┏━━

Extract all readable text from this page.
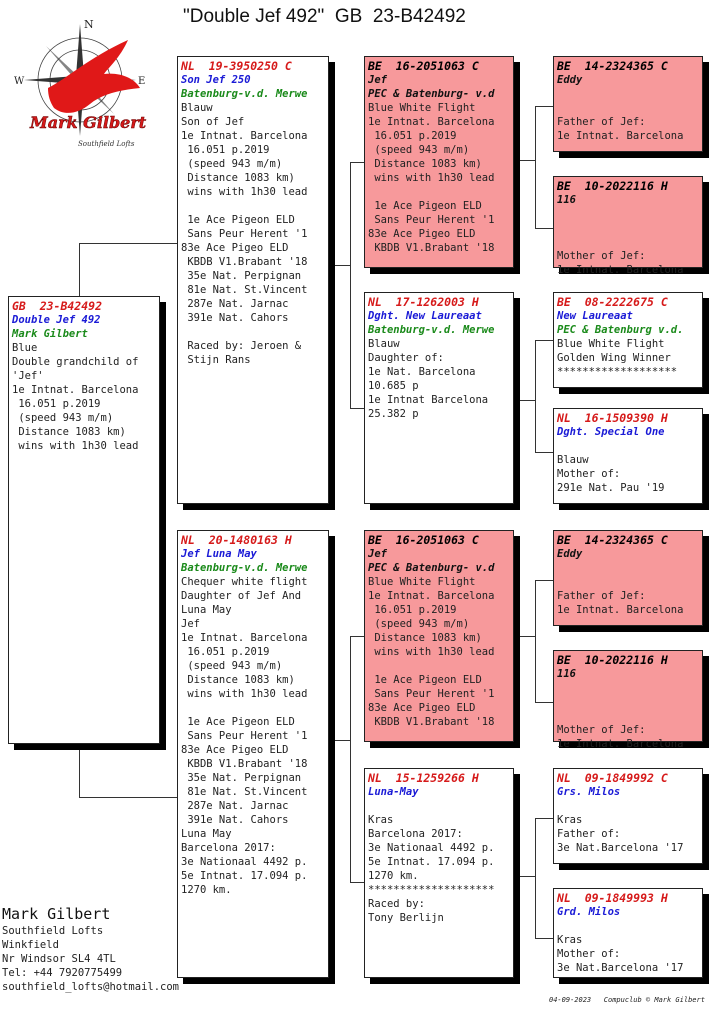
"Double Jef 492"  GB  23-B42492
N
W	E
Mark Gilbert
Southfield Lofts
GB  23-B42492
Double Jef 492
Mark Gilbert
Blue
Double grandchild of
'Jef'
1e Intnat. Barcelona
16.051 p.2019
(speed 943 m/m)
Distance 1083 km)
wins with 1h30 lead
NL  19-3950250 C
Son Jef 250
Batenburg-v.d. Merwe
Blauw
Son of Jef
1e Intnat. Barcelona
16.051 p.2019
(speed 943 m/m)
Distance 1083 km)
wins with 1h30 lead
1e Ace Pigeon ELD
Sans Peur Herent '1
83e Ace Pigeo ELD
KBDB V1.Brabant '18
35e Nat. Perpignan
81e Nat. St.Vincent
287e Nat. Jarnac
391e Nat. Cahors
Raced by: Jeroen &
Stijn Rans
NL  20-1480163 H
Jef Luna May
Batenburg-v.d. Merwe
Chequer white flight
Daughter of Jef And
Luna May
Jef
1e Intnat. Barcelona
16.051 p.2019
(speed 943 m/m)
Distance 1083 km)
wins with 1h30 lead
1e Ace Pigeon ELD
Sans Peur Herent '1
83e Ace Pigeo ELD
KBDB V1.Brabant '18
35e Nat. Perpignan
81e Nat. St.Vincent
287e Nat. Jarnac
391e Nat. Cahors
Luna May
Barcelona 2017:
3e Nationaal 4492 p.
5e Intnat. 17.094 p.
1270 km.
BE  16-2051063 C
Jef
PEC & Batenburg- v.d
Blue White Flight
1e Intnat. Barcelona
16.051 p.2019
(speed 943 m/m)
Distance 1083 km)
wins with 1h30 lead
1e Ace Pigeon ELD
Sans Peur Herent '1
83e Ace Pigeo ELD
KBDB V1.Brabant '18
NL  17-1262003 H
Dght. New Laureaat
Batenburg-v.d. Merwe
Blauw
Daughter of:
1e Nat. Barcelona
10.685 p
1e Intnat Barcelona
25.382 p
BE  16-2051063 C
Jef
PEC & Batenburg- v.d
Blue White Flight
1e Intnat. Barcelona
16.051 p.2019
(speed 943 m/m)
Distance 1083 km)
wins with 1h30 lead
1e Ace Pigeon ELD
Sans Peur Herent '1
83e Ace Pigeo ELD
KBDB V1.Brabant '18
NL  15-1259266 H
Luna-May
Kras
Barcelona 2017:
3e Nationaal 4492 p.
5e Intnat. 17.094 p.
1270 km.
********************
Raced by:
Tony Berlijn
BE  14-2324365 C
Eddy
Father of Jef:
1e Intnat. Barcelona
BE  10-2022116 H
116
Mother of Jef:
1e Intnat. Barcelona
BE  08-2222675 C
New Laureaat
PEC & Batenburg v.d.
Blue White Flight
Golden Wing Winner
*******************
NL  16-1509390 H
Dght. Special One
Blauw
Mother of:
291e Nat. Pau '19
BE  14-2324365 C
Eddy
Father of Jef:
1e Intnat. Barcelona
BE  10-2022116 H
116
Mother of Jef:
1e Intnat. Barcelona
NL  09-1849992 C
Grs. Milos
Kras
Father of:
3e Nat.Barcelona '17
NL  09-1849993 H
Grd. Milos
Kras
Mother of:
3e Nat.Barcelona '17
Mark Gilbert
Southfield Lofts
Winkfield
Nr Windsor SL4 4TL
Tel: +44 7920775499
southfield_lofts@hotmail.com
04-09-2023   Compuclub © Mark Gilbert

┗━━

All records above are to be printed exactly, minus the pictures they contain.

Extract all readable text from this page.
"Double Jef 492"  GB  23-B42492
N
W	E
Mark Gilbert
Southfield Lofts
GB  23-B42492
Double Jef 492
Mark Gilbert
Blue
Double grandchild of
'Jef'
1e Intnat. Barcelona
16.051 p.2019
(speed 943 m/m)
Distance 1083 km)
wins with 1h30 lead
NL  19-3950250 C
Son Jef 250
Batenburg-v.d. Merwe
Blauw
Son of Jef
1e Intnat. Barcelona
16.051 p.2019
(speed 943 m/m)
Distance 1083 km)
wins with 1h30 lead
1e Ace Pigeon ELD
Sans Peur Herent '1
83e Ace Pigeo ELD
KBDB V1.Brabant '18
35e Nat. Perpignan
81e Nat. St.Vincent
287e Nat. Jarnac
391e Nat. Cahors
Raced by: Jeroen &
Stijn Rans
NL  20-1480163 H
Jef Luna May
Batenburg-v.d. Merwe
Chequer white flight
Daughter of Jef And
Luna May
Jef
1e Intnat. Barcelona
16.051 p.2019
(speed 943 m/m)
Distance 1083 km)
wins with 1h30 lead
1e Ace Pigeon ELD
Sans Peur Herent '1
83e Ace Pigeo ELD
KBDB V1.Brabant '18
35e Nat. Perpignan
81e Nat. St.Vincent
287e Nat. Jarnac
391e Nat. Cahors
Luna May
Barcelona 2017:
3e Nationaal 4492 p.
5e Intnat. 17.094 p.
1270 km.
BE  16-2051063 C
Jef
PEC & Batenburg- v.d
Blue White Flight
1e Intnat. Barcelona
16.051 p.2019
(speed 943 m/m)
Distance 1083 km)
wins with 1h30 lead
1e Ace Pigeon ELD
Sans Peur Herent '1
83e Ace Pigeo ELD
KBDB V1.Brabant '18
NL  17-1262003 H
Dght. New Laureaat
Batenburg-v.d. Merwe
Blauw
Daughter of:
1e Nat. Barcelona
10.685 p
1e Intnat Barcelona
25.382 p
BE  16-2051063 C
Jef
PEC & Batenburg- v.d
Blue White Flight
1e Intnat. Barcelona
16.051 p.2019
(speed 943 m/m)
Distance 1083 km)
wins with 1h30 lead
1e Ace Pigeon ELD
Sans Peur Herent '1
83e Ace Pigeo ELD
KBDB V1.Brabant '18
NL  15-1259266 H
Luna-May
Kras
Barcelona 2017:
3e Nationaal 4492 p.
5e Intnat. 17.094 p.
1270 km.
********************
Raced by:
Tony Berlijn
BE  14-2324365 C
Eddy
Father of Jef:
1e Intnat. Barcelona
BE  10-2022116 H
116
Mother of Jef:
1e Intnat. Barcelona
BE  08-2222675 C
New Laureaat
PEC & Batenburg v.d.
Blue White Flight
Golden Wing Winner
*******************
NL  16-1509390 H
Dght. Special One
Blauw
Mother of:
291e Nat. Pau '19
BE  14-2324365 C
Eddy
Father of Jef:
1e Intnat. Barcelona
BE  10-2022116 H
116
Mother of Jef:
1e Intnat. Barcelona
NL  09-1849992 C
Grs. Milos
Kras
Father of:
3e Nat.Barcelona '17
NL  09-1849993 H
Grd. Milos
Kras
Mother of:
3e Nat.Barcelona '17
Mark Gilbert
Southfield Lofts
Winkfield
Nr Windsor SL4 4TL
Tel: +44 7920775499
southfield_lofts@hotmail.com
04-09-2023   Compuclub © Mark Gilbert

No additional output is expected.